What is asked:
Write out the whole of the material exactly.

Records supplied:
## Start
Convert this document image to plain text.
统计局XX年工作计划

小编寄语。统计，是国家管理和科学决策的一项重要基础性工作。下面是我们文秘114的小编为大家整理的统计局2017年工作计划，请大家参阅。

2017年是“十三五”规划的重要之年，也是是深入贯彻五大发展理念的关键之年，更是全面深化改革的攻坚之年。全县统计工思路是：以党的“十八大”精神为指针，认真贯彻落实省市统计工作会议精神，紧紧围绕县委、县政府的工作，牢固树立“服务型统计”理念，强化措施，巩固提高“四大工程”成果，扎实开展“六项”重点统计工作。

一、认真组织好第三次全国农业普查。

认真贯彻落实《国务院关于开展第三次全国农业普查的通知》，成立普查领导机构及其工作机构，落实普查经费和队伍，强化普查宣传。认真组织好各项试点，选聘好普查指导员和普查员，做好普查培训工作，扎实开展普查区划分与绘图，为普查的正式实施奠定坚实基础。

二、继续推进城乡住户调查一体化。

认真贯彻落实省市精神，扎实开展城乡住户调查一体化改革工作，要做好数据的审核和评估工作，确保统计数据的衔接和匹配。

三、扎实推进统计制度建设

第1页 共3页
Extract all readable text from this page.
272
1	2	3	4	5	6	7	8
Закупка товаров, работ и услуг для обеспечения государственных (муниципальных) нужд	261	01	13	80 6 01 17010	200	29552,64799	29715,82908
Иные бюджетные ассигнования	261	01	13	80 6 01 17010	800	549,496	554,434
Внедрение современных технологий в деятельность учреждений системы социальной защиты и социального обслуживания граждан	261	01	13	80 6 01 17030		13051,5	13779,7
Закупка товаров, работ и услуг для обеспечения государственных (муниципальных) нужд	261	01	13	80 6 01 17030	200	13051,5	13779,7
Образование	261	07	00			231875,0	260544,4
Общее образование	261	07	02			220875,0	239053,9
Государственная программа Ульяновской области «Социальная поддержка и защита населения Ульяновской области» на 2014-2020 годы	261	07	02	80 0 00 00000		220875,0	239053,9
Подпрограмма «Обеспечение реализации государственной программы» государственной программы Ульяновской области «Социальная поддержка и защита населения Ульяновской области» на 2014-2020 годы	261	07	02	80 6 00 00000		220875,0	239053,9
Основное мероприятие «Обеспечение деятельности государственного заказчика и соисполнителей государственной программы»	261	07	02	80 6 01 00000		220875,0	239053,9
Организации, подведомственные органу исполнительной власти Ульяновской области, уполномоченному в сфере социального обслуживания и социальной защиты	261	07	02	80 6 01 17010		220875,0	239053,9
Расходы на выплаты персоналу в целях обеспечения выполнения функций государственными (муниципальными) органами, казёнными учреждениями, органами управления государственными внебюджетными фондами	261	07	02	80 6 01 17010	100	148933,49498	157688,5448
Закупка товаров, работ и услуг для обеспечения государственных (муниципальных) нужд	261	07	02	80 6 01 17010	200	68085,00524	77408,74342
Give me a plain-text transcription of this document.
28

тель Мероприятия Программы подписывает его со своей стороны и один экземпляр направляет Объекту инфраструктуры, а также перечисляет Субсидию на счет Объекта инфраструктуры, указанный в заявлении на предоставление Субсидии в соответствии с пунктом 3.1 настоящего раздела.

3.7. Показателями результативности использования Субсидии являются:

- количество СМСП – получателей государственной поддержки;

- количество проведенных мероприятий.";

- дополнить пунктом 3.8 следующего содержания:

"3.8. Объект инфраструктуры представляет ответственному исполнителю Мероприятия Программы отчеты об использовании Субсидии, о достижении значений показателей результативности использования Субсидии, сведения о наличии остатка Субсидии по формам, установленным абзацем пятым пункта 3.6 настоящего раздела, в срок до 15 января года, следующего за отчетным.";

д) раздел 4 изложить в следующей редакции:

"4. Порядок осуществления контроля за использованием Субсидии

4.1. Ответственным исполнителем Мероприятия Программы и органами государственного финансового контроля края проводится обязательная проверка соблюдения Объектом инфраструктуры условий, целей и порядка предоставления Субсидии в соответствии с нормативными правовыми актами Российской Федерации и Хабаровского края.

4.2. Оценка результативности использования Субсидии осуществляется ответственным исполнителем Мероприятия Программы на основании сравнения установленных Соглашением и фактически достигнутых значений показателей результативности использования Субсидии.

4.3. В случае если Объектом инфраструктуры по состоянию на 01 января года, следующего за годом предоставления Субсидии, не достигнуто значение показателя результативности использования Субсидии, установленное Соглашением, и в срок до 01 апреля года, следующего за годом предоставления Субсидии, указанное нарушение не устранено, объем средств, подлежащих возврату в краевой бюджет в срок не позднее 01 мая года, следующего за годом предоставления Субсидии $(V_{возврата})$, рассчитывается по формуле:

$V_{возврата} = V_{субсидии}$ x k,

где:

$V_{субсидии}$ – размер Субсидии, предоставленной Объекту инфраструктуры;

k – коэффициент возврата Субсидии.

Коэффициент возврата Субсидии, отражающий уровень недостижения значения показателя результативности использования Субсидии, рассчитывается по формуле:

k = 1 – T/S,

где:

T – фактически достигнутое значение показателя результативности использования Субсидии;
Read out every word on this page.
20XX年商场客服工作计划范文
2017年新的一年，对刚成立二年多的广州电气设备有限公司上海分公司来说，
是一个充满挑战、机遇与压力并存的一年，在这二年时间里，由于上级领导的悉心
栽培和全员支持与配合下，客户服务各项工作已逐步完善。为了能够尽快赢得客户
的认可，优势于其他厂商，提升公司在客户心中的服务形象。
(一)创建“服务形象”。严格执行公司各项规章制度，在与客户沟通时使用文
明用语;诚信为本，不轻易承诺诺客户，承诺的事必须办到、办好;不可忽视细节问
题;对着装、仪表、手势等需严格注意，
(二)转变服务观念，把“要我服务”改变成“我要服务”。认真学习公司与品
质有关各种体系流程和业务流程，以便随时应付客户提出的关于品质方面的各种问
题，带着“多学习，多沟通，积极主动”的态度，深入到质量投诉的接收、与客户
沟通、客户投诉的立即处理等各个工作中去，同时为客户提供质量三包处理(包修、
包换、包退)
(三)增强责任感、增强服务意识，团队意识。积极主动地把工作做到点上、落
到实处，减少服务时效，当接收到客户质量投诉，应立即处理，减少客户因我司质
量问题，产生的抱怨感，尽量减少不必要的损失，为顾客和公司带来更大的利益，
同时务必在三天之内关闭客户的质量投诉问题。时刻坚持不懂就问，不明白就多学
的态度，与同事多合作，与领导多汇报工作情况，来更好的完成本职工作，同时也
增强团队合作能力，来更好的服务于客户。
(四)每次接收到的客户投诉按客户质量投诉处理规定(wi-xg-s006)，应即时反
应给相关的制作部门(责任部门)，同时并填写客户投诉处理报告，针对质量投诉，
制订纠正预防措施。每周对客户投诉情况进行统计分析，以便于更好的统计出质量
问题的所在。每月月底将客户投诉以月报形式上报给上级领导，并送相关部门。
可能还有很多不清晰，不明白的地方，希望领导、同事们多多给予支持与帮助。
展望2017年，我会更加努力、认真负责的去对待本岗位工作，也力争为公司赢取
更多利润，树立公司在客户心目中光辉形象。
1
## End
Answer for the task:
Convert this document image to plain text.
统计局XX年工作计划

小编寄语。统计，是国家管理和科学决策的一项重要基础性工作。下面是我们文秘114的小编为大家整理的统计局2017年工作计划，请大家参阅。

2017年是“十三五”规划的重要之年，也是是深入贯彻五大发展理念的关键之年，更是全面深化改革的攻坚之年。全县统计工思路是：以党的“十八大”精神为指针，认真贯彻落实省市统计工作会议精神，紧紧围绕县委、县政府的工作，牢固树立“服务型统计”理念，强化措施，巩固提高“四大工程”成果，扎实开展“六项”重点统计工作。

一、认真组织好第三次全国农业普查。

认真贯彻落实《国务院关于开展第三次全国农业普查的通知》，成立普查领导机构及其工作机构，落实普查经费和队伍，强化普查宣传。认真组织好各项试点，选聘好普查指导员和普查员，做好普查培训工作，扎实开展普查区划分与绘图，为普查的正式实施奠定坚实基础。

二、继续推进城乡住户调查一体化。

认真贯彻落实省市精神，扎实开展城乡住户调查一体化改革工作，要做好数据的审核和评估工作，确保统计数据的衔接和匹配。

三、扎实推进统计制度建设

第1页 共3页
Extract all readable text from this page.
272
1	2	3	4	5	6	7	8
Закупка товаров, работ и услуг для обеспечения государственных (муниципальных) нужд	261	01	13	80 6 01 17010	200	29552,64799	29715,82908
Иные бюджетные ассигнования	261	01	13	80 6 01 17010	800	549,496	554,434
Внедрение современных технологий в деятельность учреждений системы социальной защиты и социального обслуживания граждан	261	01	13	80 6 01 17030		13051,5	13779,7
Закупка товаров, работ и услуг для обеспечения государственных (муниципальных) нужд	261	01	13	80 6 01 17030	200	13051,5	13779,7
Образование	261	07	00			231875,0	260544,4
Общее образование	261	07	02			220875,0	239053,9
Государственная программа Ульяновской области «Социальная поддержка и защита населения Ульяновской области» на 2014-2020 годы	261	07	02	80 0 00 00000		220875,0	239053,9
Подпрограмма «Обеспечение реализации государственной программы» государственной программы Ульяновской области «Социальная поддержка и защита населения Ульяновской области» на 2014-2020 годы	261	07	02	80 6 00 00000		220875,0	239053,9
Основное мероприятие «Обеспечение деятельности государственного заказчика и соисполнителей государственной программы»	261	07	02	80 6 01 00000		220875,0	239053,9
Организации, подведомственные органу исполнительной власти Ульяновской области, уполномоченному в сфере социального обслуживания и социальной защиты	261	07	02	80 6 01 17010		220875,0	239053,9
Расходы на выплаты персоналу в целях обеспечения выполнения функций государственными (муниципальными) органами, казёнными учреждениями, органами управления государственными внебюджетными фондами	261	07	02	80 6 01 17010	100	148933,49498	157688,5448
Закупка товаров, работ и услуг для обеспечения государственных (муниципальных) нужд	261	07	02	80 6 01 17010	200	68085,00524	77408,74342
Give me a plain-text transcription of this document.
28

тель Мероприятия Программы подписывает его со своей стороны и один экземпляр направляет Объекту инфраструктуры, а также перечисляет Субсидию на счет Объекта инфраструктуры, указанный в заявлении на предоставление Субсидии в соответствии с пунктом 3.1 настоящего раздела.

3.7. Показателями результативности использования Субсидии являются:

- количество СМСП – получателей государственной поддержки;

- количество проведенных мероприятий.";

- дополнить пунктом 3.8 следующего содержания:

"3.8. Объект инфраструктуры представляет ответственному исполнителю Мероприятия Программы отчеты об использовании Субсидии, о достижении значений показателей результативности использования Субсидии, сведения о наличии остатка Субсидии по формам, установленным абзацем пятым пункта 3.6 настоящего раздела, в срок до 15 января года, следующего за отчетным.";

д) раздел 4 изложить в следующей редакции:

"4. Порядок осуществления контроля за использованием Субсидии

4.1. Ответственным исполнителем Мероприятия Программы и органами государственного финансового контроля края проводится обязательная проверка соблюдения Объектом инфраструктуры условий, целей и порядка предоставления Субсидии в соответствии с нормативными правовыми актами Российской Федерации и Хабаровского края.

4.2. Оценка результативности использования Субсидии осуществляется ответственным исполнителем Мероприятия Программы на основании сравнения установленных Соглашением и фактически достигнутых значений показателей результативности использования Субсидии.

4.3. В случае если Объектом инфраструктуры по состоянию на 01 января года, следующего за годом предоставления Субсидии, не достигнуто значение показателя результативности использования Субсидии, установленное Соглашением, и в срок до 01 апреля года, следующего за годом предоставления Субсидии, указанное нарушение не устранено, объем средств, подлежащих возврату в краевой бюджет в срок не позднее 01 мая года, следующего за годом предоставления Субсидии $(V_{возврата})$, рассчитывается по формуле:

$V_{возврата} = V_{субсидии}$ x k,

где:

$V_{субсидии}$ – размер Субсидии, предоставленной Объекту инфраструктуры;

k – коэффициент возврата Субсидии.

Коэффициент возврата Субсидии, отражающий уровень недостижения значения показателя результативности использования Субсидии, рассчитывается по формуле:

k = 1 – T/S,

где:

T – фактически достигнутое значение показателя результативности использования Субсидии;
Read out every word on this page.
20XX年商场客服工作计划范文
2017年新的一年，对刚成立二年多的广州电气设备有限公司上海分公司来说，
是一个充满挑战、机遇与压力并存的一年，在这二年时间里，由于上级领导的悉心
栽培和全员支持与配合下，客户服务各项工作已逐步完善。为了能够尽快赢得客户
的认可，优势于其他厂商，提升公司在客户心中的服务形象。
(一)创建“服务形象”。严格执行公司各项规章制度，在与客户沟通时使用文
明用语;诚信为本，不轻易承诺诺客户，承诺的事必须办到、办好;不可忽视细节问
题;对着装、仪表、手势等需严格注意，
(二)转变服务观念，把“要我服务”改变成“我要服务”。认真学习公司与品
质有关各种体系流程和业务流程，以便随时应付客户提出的关于品质方面的各种问
题，带着“多学习，多沟通，积极主动”的态度，深入到质量投诉的接收、与客户
沟通、客户投诉的立即处理等各个工作中去，同时为客户提供质量三包处理(包修、
包换、包退)
(三)增强责任感、增强服务意识，团队意识。积极主动地把工作做到点上、落
到实处，减少服务时效，当接收到客户质量投诉，应立即处理，减少客户因我司质
量问题，产生的抱怨感，尽量减少不必要的损失，为顾客和公司带来更大的利益，
同时务必在三天之内关闭客户的质量投诉问题。时刻坚持不懂就问，不明白就多学
的态度，与同事多合作，与领导多汇报工作情况，来更好的完成本职工作，同时也
增强团队合作能力，来更好的服务于客户。
(四)每次接收到的客户投诉按客户质量投诉处理规定(wi-xg-s006)，应即时反
应给相关的制作部门(责任部门)，同时并填写客户投诉处理报告，针对质量投诉，
制订纠正预防措施。每周对客户投诉情况进行统计分析，以便于更好的统计出质量
问题的所在。每月月底将客户投诉以月报形式上报给上级领导，并送相关部门。
可能还有很多不清晰，不明白的地方，希望领导、同事们多多给予支持与帮助。
展望2017年，我会更加努力、认真负责的去对待本岗位工作，也力争为公司赢取
更多利润，树立公司在客户心目中光辉形象。
1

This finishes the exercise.